Isolate every line in the data with the string "Итого" and copy it.

*RECORDS FOR THE TASK*
+++++

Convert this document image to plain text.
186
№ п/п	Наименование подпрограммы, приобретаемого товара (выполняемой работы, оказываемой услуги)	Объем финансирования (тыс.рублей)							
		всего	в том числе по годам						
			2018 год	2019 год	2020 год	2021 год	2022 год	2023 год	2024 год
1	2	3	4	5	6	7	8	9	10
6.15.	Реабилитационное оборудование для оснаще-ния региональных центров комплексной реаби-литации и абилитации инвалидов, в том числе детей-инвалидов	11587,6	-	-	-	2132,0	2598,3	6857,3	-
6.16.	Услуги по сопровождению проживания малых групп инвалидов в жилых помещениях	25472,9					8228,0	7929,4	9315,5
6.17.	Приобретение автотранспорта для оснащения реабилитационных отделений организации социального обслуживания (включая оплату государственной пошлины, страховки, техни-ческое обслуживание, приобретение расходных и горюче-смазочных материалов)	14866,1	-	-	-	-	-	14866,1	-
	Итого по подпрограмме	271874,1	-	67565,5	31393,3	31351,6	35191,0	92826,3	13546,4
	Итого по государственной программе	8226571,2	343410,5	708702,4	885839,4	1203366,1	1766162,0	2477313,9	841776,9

+++++

*THE ANSWER*
	Итого по подпрограмме	271874,1	-	67565,5	31393,3	31351,6	35191,0	92826,3	13546,4
	Итого по государственной программе	8226571,2	343410,5	708702,4	885839,4	1203366,1	1766162,0	2477313,9	841776,9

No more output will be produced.